◆ Information given:
==*==

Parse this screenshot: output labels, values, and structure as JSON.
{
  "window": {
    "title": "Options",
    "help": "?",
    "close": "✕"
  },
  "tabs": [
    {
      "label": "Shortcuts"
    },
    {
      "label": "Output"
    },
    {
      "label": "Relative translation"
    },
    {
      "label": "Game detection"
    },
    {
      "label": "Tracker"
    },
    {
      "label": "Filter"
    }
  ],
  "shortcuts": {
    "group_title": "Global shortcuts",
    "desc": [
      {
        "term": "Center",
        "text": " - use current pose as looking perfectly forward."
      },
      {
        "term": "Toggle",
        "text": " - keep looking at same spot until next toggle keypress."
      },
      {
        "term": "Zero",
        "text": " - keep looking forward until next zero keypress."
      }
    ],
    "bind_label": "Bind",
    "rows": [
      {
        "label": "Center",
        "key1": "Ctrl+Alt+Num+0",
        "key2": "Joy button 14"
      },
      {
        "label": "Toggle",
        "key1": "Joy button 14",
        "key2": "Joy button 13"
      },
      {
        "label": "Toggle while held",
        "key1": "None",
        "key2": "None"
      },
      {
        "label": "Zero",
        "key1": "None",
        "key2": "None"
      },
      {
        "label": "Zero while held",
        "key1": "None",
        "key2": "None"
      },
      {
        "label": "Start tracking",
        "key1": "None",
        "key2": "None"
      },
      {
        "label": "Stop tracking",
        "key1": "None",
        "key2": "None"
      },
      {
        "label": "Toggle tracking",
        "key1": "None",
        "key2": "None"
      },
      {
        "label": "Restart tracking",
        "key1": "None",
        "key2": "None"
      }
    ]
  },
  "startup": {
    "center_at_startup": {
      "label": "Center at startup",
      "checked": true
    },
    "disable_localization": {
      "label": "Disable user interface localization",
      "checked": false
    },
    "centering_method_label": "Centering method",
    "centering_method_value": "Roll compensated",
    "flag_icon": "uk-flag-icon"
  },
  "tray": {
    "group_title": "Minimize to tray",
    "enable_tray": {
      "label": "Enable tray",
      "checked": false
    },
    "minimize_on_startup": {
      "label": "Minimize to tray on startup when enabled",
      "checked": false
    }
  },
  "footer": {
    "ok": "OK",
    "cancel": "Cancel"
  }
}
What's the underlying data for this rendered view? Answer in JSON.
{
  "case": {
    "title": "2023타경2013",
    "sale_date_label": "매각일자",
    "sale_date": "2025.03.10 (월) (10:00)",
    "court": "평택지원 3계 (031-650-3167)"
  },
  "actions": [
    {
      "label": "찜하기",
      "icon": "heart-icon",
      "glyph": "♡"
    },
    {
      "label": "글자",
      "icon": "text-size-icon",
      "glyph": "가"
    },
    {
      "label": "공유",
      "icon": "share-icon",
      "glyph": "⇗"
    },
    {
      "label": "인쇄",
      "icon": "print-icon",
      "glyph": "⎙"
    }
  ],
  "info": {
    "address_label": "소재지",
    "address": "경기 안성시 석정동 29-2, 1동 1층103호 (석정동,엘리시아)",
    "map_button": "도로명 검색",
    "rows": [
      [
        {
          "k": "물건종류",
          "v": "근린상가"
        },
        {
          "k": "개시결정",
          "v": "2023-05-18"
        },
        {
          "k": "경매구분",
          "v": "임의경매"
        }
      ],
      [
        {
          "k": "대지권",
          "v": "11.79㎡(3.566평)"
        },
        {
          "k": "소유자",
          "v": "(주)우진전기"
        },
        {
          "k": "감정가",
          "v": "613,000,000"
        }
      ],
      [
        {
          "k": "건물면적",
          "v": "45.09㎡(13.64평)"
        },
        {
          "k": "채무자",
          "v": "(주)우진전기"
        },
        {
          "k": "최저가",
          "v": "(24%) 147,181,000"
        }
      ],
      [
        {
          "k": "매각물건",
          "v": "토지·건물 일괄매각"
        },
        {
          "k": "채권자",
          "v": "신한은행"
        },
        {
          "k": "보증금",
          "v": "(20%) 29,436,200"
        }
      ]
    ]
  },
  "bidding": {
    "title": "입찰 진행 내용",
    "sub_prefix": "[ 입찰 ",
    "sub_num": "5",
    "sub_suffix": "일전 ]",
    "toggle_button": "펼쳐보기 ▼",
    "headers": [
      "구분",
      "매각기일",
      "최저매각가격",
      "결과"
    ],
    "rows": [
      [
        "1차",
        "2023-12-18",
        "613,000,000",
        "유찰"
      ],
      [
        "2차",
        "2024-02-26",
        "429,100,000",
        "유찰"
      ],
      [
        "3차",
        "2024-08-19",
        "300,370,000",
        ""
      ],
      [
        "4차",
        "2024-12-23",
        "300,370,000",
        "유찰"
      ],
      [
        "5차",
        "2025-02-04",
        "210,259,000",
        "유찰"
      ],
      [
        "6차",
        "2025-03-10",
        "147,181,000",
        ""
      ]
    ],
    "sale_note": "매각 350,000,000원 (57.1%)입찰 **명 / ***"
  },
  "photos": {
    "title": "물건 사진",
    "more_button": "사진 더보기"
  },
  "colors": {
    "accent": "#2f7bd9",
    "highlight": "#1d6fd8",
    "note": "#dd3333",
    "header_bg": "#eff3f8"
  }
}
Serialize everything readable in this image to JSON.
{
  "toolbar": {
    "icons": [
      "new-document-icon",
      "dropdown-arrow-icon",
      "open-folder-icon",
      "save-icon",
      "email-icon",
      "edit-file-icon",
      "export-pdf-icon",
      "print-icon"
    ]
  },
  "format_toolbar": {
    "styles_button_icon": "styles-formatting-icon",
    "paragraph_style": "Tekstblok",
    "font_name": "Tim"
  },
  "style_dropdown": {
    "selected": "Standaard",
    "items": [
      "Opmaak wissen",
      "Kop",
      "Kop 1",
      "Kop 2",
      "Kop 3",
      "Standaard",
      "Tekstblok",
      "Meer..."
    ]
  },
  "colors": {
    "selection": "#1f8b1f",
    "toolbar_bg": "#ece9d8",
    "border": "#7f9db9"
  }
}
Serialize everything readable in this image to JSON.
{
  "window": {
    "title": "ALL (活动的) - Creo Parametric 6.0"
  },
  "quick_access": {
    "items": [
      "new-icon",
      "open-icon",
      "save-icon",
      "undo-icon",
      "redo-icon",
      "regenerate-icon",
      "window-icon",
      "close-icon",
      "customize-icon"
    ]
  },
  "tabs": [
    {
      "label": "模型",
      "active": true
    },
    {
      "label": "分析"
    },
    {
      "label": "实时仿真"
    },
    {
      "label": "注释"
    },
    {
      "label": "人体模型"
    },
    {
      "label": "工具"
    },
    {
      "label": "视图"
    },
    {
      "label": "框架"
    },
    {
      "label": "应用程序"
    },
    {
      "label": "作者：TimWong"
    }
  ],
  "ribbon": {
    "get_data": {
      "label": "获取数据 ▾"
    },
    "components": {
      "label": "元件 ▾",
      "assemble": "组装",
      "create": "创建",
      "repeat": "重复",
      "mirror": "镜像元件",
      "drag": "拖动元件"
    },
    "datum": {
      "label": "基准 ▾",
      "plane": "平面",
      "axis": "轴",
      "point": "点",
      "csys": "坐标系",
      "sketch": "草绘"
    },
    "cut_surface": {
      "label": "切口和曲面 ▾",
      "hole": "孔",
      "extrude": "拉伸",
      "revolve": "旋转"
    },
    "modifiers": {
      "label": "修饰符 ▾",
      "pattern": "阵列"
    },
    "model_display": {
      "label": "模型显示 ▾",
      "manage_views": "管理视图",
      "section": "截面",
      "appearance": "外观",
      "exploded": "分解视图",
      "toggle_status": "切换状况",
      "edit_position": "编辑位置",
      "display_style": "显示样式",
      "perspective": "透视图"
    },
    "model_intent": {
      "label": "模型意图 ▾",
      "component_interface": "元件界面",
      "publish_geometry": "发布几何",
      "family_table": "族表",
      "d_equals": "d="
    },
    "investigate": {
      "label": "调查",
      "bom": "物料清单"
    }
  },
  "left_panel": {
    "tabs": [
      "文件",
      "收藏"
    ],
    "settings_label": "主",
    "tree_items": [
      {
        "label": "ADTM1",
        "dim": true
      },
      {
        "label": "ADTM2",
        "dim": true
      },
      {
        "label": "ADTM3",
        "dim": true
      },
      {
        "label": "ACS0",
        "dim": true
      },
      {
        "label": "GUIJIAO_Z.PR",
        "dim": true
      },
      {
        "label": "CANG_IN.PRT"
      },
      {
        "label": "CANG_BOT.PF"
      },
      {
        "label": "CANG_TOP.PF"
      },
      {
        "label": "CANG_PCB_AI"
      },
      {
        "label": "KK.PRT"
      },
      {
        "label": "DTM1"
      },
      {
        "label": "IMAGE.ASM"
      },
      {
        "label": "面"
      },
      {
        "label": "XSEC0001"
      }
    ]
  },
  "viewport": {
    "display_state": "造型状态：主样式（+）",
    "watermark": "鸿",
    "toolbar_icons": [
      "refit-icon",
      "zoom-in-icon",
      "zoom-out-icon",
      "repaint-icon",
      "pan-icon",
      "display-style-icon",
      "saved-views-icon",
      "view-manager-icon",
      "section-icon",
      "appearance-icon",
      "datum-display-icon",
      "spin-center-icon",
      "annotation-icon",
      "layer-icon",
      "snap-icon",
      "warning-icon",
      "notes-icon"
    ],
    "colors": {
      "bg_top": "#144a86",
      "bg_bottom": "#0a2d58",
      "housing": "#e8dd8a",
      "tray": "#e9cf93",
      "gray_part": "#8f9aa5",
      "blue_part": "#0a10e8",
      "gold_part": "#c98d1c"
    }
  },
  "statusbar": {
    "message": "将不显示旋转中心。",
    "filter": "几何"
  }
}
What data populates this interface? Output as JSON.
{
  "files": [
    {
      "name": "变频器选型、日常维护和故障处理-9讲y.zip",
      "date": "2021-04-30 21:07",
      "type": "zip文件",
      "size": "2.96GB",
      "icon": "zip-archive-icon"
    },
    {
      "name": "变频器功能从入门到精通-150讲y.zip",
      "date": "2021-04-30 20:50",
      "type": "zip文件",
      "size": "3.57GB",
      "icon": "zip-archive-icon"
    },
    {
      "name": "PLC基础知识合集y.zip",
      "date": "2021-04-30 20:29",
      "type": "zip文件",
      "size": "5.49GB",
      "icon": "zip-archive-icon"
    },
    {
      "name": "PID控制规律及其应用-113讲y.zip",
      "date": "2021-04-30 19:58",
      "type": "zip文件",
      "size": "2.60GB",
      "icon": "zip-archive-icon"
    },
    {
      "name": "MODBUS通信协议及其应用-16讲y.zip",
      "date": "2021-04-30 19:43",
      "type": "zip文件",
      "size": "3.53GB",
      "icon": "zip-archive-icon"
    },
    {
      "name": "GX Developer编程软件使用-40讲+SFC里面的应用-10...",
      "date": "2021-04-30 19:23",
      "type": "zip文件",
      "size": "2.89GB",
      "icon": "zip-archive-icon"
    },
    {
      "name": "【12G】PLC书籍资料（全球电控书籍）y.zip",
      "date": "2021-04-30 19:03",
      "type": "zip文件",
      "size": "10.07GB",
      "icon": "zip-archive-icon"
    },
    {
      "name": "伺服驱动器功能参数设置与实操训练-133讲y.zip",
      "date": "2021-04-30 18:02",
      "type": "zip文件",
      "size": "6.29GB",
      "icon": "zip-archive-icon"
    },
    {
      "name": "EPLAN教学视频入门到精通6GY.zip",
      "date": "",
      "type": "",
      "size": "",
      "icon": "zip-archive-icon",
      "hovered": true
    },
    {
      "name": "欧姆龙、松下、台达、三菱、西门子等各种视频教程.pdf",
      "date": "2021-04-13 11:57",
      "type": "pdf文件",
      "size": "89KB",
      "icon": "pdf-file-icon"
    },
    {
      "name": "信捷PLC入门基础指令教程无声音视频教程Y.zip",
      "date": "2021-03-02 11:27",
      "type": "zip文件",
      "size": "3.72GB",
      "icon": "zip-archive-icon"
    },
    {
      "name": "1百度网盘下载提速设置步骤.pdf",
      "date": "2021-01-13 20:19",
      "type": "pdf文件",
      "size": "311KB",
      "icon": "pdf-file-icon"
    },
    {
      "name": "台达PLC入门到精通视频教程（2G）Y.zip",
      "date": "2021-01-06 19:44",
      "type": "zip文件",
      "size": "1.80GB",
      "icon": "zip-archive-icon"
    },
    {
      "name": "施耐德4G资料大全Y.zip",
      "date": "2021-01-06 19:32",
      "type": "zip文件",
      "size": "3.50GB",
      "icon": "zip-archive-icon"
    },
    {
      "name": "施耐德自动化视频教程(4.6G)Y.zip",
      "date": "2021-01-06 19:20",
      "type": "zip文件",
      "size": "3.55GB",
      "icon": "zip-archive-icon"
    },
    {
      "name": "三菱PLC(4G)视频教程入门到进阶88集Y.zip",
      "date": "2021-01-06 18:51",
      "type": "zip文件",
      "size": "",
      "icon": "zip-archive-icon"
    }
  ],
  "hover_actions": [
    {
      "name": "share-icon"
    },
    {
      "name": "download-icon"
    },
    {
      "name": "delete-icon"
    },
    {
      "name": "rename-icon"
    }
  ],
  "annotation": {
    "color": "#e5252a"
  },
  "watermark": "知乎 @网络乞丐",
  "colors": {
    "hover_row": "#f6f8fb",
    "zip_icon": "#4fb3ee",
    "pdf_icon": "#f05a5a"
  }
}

==*==

◆ What is required:
From the listing above, copy every line that holds the string "Tekstblok".

◆ Result:
    "paragraph_style": "Tekstblok",
      "Tekstblok",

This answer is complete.